Given task »
Scan the listing below. Report each line that includes "selector".

Stored data entries
========================================

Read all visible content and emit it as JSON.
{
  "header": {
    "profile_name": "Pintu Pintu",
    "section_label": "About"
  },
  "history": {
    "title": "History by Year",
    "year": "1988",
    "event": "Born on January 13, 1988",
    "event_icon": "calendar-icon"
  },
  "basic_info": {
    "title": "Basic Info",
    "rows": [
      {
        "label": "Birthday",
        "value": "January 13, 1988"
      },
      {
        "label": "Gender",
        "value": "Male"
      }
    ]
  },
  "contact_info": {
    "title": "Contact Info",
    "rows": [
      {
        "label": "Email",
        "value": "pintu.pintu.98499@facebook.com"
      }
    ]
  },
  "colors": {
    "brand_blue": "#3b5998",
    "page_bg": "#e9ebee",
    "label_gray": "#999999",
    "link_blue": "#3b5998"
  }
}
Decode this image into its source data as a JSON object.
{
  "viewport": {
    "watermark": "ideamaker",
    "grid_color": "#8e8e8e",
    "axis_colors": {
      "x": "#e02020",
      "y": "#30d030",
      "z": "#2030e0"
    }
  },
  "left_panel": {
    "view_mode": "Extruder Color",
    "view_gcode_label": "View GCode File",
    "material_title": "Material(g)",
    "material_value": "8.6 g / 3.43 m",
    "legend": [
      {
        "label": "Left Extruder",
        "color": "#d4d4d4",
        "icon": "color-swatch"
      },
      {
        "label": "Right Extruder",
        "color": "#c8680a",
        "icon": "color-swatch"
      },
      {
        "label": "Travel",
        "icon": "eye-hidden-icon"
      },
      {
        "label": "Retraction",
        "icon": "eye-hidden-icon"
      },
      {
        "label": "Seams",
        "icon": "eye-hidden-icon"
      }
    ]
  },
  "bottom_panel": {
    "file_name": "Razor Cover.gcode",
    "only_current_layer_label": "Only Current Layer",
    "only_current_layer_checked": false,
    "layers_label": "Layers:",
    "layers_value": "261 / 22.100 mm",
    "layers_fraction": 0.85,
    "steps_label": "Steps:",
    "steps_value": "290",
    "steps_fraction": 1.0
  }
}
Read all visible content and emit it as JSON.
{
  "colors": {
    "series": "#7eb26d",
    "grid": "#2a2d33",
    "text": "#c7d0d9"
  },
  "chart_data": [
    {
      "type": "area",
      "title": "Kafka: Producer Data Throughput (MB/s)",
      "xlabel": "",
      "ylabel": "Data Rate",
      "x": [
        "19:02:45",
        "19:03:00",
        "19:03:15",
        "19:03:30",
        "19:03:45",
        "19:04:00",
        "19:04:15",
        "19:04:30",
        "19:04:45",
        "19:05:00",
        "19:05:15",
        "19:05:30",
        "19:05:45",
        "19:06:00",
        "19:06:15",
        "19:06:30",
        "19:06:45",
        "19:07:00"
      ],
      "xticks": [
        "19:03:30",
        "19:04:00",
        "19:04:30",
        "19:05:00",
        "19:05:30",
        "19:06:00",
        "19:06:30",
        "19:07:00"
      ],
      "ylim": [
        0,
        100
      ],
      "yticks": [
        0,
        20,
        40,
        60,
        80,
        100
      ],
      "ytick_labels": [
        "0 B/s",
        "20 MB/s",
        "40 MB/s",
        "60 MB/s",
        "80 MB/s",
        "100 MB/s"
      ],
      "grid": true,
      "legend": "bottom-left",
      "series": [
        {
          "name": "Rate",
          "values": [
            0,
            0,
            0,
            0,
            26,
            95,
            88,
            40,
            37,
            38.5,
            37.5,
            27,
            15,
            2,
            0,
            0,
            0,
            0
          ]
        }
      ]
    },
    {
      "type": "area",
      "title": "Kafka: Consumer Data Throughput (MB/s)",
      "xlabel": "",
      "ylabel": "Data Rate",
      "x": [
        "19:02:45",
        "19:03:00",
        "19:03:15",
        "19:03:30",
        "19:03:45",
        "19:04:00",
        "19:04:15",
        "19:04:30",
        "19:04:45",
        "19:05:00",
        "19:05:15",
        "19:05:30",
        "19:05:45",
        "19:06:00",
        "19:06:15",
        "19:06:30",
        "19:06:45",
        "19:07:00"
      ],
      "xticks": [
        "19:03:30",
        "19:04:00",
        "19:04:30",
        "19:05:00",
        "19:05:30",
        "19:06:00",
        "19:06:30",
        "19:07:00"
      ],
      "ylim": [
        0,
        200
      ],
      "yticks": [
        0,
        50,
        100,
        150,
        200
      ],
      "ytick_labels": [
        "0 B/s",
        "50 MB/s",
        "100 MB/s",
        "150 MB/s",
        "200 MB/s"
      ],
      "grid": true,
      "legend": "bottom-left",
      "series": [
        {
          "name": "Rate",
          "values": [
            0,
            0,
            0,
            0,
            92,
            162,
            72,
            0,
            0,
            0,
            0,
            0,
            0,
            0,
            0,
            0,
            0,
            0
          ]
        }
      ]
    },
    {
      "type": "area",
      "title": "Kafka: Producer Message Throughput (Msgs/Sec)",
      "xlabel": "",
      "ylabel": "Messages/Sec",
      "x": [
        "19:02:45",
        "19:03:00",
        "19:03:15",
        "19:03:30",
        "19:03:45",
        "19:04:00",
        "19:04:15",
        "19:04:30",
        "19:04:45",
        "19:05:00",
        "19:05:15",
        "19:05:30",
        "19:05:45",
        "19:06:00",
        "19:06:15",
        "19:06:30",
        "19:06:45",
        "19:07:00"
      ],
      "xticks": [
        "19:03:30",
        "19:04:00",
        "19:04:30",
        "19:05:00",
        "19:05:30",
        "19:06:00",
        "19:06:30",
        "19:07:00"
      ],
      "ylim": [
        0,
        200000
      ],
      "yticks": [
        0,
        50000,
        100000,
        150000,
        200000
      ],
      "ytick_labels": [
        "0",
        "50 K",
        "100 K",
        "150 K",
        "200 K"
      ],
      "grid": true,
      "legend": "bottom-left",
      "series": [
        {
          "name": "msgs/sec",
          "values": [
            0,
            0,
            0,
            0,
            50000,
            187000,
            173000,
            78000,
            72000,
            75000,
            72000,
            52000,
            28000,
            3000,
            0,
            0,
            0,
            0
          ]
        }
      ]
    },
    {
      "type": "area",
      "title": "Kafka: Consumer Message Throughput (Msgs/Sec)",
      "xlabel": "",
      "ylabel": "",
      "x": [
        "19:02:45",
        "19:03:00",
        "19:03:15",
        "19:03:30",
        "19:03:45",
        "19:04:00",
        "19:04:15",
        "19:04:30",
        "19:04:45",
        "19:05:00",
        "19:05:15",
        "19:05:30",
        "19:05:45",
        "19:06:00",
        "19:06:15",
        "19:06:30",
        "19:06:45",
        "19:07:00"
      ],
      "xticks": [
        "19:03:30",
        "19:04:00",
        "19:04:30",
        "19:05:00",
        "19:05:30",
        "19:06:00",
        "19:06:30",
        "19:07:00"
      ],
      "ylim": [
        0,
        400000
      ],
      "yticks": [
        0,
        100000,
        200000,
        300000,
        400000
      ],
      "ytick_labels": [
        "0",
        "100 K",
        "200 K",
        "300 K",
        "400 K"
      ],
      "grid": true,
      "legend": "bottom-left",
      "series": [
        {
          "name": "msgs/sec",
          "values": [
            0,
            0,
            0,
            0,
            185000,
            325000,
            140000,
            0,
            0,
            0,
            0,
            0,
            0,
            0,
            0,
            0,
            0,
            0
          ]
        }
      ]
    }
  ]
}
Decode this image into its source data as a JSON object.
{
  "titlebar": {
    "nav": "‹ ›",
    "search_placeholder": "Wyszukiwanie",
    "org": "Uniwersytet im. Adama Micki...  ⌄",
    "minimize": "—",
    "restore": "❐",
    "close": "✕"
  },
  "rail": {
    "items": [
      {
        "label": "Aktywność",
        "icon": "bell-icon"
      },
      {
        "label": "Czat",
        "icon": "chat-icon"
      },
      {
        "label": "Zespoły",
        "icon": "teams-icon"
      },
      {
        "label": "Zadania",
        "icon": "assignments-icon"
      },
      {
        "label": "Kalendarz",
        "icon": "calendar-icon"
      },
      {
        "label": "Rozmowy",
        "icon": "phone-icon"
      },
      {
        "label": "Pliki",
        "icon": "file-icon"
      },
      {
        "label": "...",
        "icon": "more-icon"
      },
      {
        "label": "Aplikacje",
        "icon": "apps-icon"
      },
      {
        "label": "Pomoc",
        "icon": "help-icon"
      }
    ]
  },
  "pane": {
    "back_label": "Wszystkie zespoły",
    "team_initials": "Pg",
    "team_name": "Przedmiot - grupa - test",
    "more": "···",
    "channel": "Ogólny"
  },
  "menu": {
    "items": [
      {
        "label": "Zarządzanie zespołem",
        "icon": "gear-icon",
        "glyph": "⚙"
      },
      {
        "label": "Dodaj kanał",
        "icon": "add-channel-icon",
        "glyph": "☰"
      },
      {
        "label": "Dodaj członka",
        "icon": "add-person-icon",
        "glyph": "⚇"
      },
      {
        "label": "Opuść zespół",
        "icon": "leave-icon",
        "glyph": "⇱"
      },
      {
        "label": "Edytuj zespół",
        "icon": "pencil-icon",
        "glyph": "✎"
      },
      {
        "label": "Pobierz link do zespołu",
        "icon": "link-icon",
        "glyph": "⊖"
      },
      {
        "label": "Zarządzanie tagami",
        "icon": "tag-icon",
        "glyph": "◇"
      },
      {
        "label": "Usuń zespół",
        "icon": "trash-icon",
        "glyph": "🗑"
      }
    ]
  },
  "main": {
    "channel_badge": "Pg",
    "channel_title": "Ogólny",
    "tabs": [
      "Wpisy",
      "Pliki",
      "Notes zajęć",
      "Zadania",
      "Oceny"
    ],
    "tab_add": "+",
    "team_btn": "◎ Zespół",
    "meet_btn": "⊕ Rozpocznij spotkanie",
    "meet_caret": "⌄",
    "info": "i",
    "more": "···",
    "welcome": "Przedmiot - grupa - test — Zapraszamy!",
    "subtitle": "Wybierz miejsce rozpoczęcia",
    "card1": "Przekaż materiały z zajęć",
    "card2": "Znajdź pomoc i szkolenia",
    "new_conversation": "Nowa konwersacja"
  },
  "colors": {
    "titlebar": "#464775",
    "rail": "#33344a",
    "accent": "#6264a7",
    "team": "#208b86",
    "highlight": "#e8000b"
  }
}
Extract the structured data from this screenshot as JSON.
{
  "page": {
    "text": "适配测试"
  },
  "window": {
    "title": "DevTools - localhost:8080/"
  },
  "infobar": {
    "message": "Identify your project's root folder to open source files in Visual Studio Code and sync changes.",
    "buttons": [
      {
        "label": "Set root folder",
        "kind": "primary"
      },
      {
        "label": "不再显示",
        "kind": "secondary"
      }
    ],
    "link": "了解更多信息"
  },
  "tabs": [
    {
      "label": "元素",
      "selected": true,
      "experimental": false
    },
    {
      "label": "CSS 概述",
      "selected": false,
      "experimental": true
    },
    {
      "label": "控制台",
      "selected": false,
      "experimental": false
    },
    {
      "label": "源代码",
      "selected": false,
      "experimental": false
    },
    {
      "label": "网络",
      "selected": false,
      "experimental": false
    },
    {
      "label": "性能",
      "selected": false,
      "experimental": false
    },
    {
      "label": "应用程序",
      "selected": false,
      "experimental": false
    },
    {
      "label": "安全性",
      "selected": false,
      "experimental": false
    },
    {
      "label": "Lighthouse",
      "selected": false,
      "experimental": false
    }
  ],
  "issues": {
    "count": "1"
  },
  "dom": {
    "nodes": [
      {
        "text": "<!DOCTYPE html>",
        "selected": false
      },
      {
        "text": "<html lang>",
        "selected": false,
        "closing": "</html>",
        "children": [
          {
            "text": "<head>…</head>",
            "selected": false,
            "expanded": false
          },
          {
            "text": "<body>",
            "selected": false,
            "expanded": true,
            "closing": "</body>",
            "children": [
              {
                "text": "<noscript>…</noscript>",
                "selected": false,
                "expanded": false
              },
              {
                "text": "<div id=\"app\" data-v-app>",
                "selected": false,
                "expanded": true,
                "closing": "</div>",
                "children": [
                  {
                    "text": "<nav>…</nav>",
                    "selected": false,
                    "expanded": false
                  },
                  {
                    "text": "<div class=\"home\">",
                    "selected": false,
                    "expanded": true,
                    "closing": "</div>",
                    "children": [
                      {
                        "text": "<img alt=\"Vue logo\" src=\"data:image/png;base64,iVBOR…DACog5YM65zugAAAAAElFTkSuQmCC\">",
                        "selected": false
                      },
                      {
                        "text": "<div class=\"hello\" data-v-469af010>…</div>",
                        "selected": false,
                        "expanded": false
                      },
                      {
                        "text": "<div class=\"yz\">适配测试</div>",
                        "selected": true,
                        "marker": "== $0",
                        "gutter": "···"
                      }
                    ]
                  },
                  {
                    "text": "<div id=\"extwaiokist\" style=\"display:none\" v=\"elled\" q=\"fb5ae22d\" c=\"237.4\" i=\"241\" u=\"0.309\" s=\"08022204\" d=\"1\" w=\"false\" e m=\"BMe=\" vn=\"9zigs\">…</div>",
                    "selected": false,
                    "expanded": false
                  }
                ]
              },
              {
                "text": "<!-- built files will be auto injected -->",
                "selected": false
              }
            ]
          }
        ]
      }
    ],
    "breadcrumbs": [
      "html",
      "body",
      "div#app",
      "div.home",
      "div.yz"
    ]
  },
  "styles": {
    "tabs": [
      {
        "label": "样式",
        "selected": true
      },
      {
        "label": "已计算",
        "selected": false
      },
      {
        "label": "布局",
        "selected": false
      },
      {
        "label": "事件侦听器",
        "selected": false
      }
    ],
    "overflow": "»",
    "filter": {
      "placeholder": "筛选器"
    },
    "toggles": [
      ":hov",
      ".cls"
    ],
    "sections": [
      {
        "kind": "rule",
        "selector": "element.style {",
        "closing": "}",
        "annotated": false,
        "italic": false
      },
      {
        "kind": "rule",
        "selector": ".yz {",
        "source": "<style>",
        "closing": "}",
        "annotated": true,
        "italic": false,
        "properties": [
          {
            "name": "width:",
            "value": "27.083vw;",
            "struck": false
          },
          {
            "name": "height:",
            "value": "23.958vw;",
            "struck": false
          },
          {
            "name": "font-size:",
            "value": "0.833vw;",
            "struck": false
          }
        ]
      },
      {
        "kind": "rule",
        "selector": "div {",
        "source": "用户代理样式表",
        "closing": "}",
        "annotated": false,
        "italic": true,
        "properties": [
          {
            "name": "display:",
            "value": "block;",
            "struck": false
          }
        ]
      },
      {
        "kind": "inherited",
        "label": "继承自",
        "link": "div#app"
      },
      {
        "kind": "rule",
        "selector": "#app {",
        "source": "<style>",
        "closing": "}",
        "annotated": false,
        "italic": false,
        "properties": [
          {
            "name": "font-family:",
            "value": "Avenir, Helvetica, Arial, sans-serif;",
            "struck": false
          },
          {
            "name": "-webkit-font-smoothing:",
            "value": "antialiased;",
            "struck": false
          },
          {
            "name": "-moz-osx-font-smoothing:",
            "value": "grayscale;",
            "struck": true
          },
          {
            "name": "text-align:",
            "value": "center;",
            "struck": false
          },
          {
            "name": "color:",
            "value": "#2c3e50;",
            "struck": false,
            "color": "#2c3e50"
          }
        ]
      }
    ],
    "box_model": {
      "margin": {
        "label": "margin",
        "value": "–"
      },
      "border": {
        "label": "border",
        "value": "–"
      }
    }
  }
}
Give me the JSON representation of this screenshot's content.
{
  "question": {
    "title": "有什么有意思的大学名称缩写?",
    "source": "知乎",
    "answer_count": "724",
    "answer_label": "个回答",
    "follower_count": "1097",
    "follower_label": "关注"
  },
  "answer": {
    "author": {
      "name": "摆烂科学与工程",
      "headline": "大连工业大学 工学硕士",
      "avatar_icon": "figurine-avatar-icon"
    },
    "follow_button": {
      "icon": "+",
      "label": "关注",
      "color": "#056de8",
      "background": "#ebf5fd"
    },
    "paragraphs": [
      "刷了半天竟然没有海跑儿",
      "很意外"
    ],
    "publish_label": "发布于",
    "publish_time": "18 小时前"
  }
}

========================================

Exercise result »
        "selector": "element.style {",
        "selector": ".yz {",
        "selector": "div {",
        "selector": "#app {",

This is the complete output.